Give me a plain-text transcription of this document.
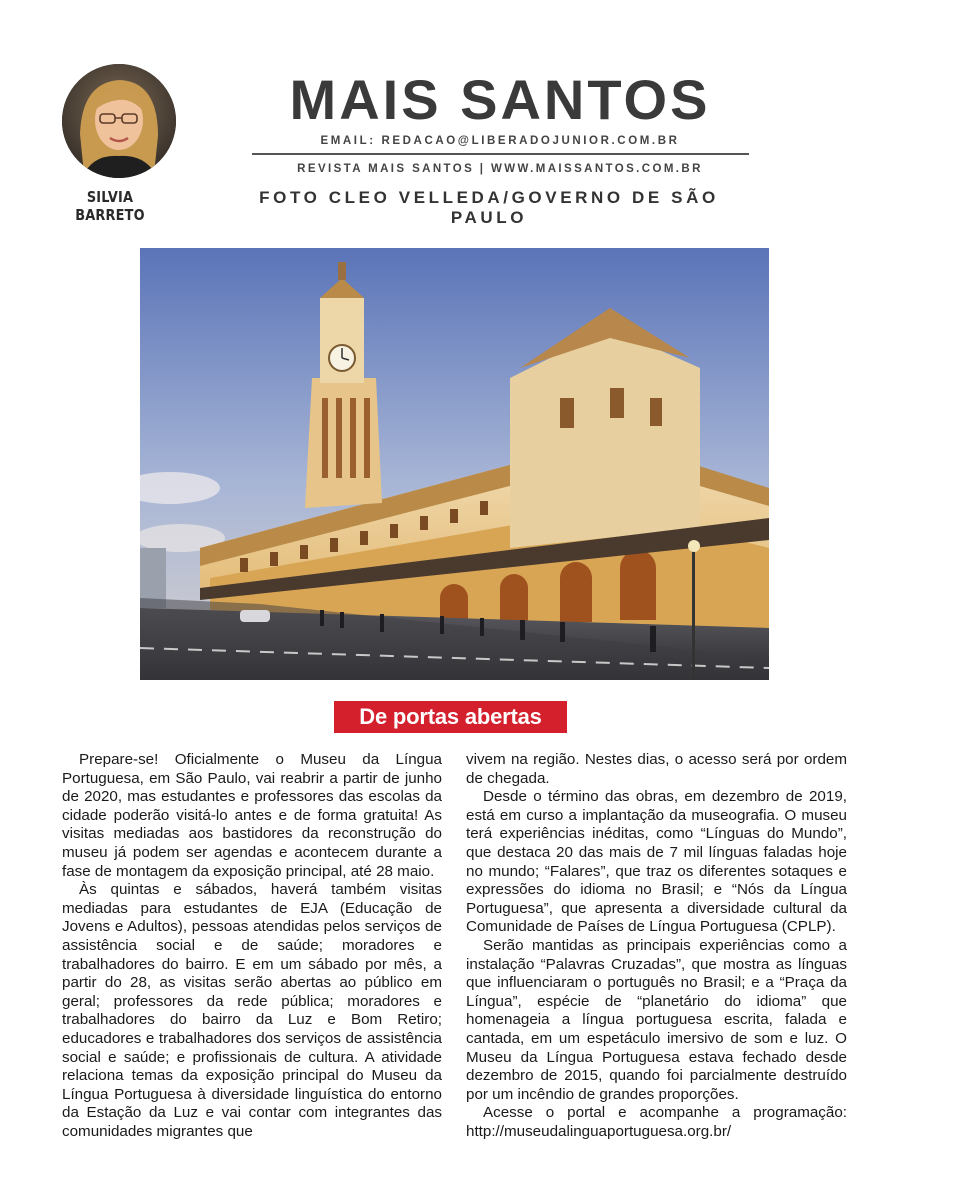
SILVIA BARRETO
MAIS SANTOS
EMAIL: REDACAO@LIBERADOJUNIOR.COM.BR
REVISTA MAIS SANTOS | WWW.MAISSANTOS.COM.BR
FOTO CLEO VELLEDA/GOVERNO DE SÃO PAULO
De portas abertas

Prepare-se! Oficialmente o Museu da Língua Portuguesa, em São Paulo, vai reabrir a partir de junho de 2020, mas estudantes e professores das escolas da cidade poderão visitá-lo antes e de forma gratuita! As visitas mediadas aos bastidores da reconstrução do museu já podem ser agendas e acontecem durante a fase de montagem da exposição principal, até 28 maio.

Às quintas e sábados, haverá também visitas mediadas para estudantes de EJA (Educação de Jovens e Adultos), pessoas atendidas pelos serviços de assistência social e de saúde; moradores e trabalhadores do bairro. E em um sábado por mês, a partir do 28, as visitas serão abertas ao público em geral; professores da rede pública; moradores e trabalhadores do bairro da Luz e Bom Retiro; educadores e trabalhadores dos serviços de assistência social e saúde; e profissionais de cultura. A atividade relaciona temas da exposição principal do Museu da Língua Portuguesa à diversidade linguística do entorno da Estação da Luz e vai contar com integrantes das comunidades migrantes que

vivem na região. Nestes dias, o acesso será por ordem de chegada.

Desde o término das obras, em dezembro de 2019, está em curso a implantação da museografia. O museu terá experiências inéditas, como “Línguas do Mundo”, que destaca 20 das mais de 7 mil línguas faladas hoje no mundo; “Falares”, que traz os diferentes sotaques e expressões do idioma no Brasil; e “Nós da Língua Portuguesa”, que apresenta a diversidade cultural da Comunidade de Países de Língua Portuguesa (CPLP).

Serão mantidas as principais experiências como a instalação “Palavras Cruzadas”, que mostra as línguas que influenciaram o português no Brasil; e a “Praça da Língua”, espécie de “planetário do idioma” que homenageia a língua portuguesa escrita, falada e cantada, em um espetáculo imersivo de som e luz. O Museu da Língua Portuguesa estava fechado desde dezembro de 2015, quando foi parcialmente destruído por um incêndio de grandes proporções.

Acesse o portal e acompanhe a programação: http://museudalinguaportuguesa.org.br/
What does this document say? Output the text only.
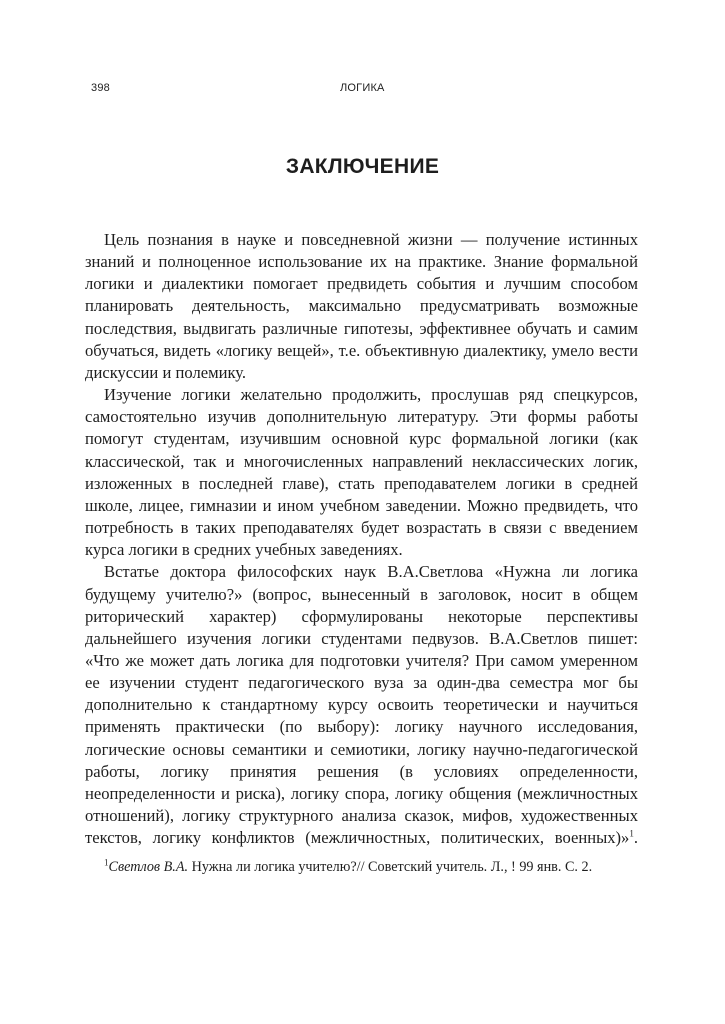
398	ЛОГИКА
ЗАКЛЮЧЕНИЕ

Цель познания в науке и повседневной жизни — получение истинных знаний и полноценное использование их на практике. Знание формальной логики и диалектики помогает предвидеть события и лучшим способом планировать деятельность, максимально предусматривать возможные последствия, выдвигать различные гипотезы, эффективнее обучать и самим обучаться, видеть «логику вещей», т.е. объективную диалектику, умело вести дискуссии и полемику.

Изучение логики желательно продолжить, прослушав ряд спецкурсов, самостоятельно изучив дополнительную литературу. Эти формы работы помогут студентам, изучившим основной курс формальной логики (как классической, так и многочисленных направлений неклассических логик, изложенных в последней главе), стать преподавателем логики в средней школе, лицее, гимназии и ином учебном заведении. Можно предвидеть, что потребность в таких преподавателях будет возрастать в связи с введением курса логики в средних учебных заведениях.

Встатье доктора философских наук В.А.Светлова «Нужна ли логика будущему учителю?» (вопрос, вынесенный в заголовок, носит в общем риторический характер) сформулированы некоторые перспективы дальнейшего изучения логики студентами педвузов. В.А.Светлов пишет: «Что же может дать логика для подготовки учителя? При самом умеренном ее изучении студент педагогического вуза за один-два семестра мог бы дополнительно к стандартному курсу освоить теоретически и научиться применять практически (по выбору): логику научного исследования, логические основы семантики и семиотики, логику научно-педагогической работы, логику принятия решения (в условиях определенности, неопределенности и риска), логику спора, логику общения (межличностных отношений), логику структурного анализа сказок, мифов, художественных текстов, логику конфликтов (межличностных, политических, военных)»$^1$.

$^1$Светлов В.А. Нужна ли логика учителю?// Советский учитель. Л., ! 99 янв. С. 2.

◆ What is being asked: An exact transcription of all the entries is required, without the pictures.

◆ The reply:
Give me a plain-text transcription of this document.
SILVIA BARRETO
MAIS SANTOS
EMAIL: REDACAO@LIBERADOJUNIOR.COM.BR
REVISTA MAIS SANTOS | WWW.MAISSANTOS.COM.BR
FOTO CLEO VELLEDA/GOVERNO DE SÃO PAULO
De portas abertas

Prepare-se! Oficialmente o Museu da Língua Portuguesa, em São Paulo, vai reabrir a partir de junho de 2020, mas estudantes e professores das escolas da cidade poderão visitá-lo antes e de forma gratuita! As visitas mediadas aos bastidores da reconstrução do museu já podem ser agendas e acontecem durante a fase de montagem da exposição principal, até 28 maio.

Às quintas e sábados, haverá também visitas mediadas para estudantes de EJA (Educação de Jovens e Adultos), pessoas atendidas pelos serviços de assistência social e de saúde; moradores e trabalhadores do bairro. E em um sábado por mês, a partir do 28, as visitas serão abertas ao público em geral; professores da rede pública; moradores e trabalhadores do bairro da Luz e Bom Retiro; educadores e trabalhadores dos serviços de assistência social e saúde; e profissionais de cultura. A atividade relaciona temas da exposição principal do Museu da Língua Portuguesa à diversidade linguística do entorno da Estação da Luz e vai contar com integrantes das comunidades migrantes que

vivem na região. Nestes dias, o acesso será por ordem de chegada.

Desde o término das obras, em dezembro de 2019, está em curso a implantação da museografia. O museu terá experiências inéditas, como “Línguas do Mundo”, que destaca 20 das mais de 7 mil línguas faladas hoje no mundo; “Falares”, que traz os diferentes sotaques e expressões do idioma no Brasil; e “Nós da Língua Portuguesa”, que apresenta a diversidade cultural da Comunidade de Países de Língua Portuguesa (CPLP).

Serão mantidas as principais experiências como a instalação “Palavras Cruzadas”, que mostra as línguas que influenciaram o português no Brasil; e a “Praça da Língua”, espécie de “planetário do idioma” que homenageia a língua portuguesa escrita, falada e cantada, em um espetáculo imersivo de som e luz. O Museu da Língua Portuguesa estava fechado desde dezembro de 2015, quando foi parcialmente destruído por um incêndio de grandes proporções.

Acesse o portal e acompanhe a programação: http://museudalinguaportuguesa.org.br/
What does this document say? Output the text only.
398	ЛОГИКА
ЗАКЛЮЧЕНИЕ

Цель познания в науке и повседневной жизни — получение истинных знаний и полноценное использование их на практике. Знание формальной логики и диалектики помогает предвидеть события и лучшим способом планировать деятельность, максимально предусматривать возможные последствия, выдвигать различные гипотезы, эффективнее обучать и самим обучаться, видеть «логику вещей», т.е. объективную диалектику, умело вести дискуссии и полемику.

Изучение логики желательно продолжить, прослушав ряд спецкурсов, самостоятельно изучив дополнительную литературу. Эти формы работы помогут студентам, изучившим основной курс формальной логики (как классической, так и многочисленных направлений неклассических логик, изложенных в последней главе), стать преподавателем логики в средней школе, лицее, гимназии и ином учебном заведении. Можно предвидеть, что потребность в таких преподавателях будет возрастать в связи с введением курса логики в средних учебных заведениях.

Встатье доктора философских наук В.А.Светлова «Нужна ли логика будущему учителю?» (вопрос, вынесенный в заголовок, носит в общем риторический характер) сформулированы некоторые перспективы дальнейшего изучения логики студентами педвузов. В.А.Светлов пишет: «Что же может дать логика для подготовки учителя? При самом умеренном ее изучении студент педагогического вуза за один-два семестра мог бы дополнительно к стандартному курсу освоить теоретически и научиться применять практически (по выбору): логику научного исследования, логические основы семантики и семиотики, логику научно-педагогической работы, логику принятия решения (в условиях определенности, неопределенности и риска), логику спора, логику общения (межличностных отношений), логику структурного анализа сказок, мифов, художественных текстов, логику конфликтов (межличностных, политических, военных)»$^1$.

$^1$Светлов В.А. Нужна ли логика учителю?// Советский учитель. Л., ! 99 янв. С. 2.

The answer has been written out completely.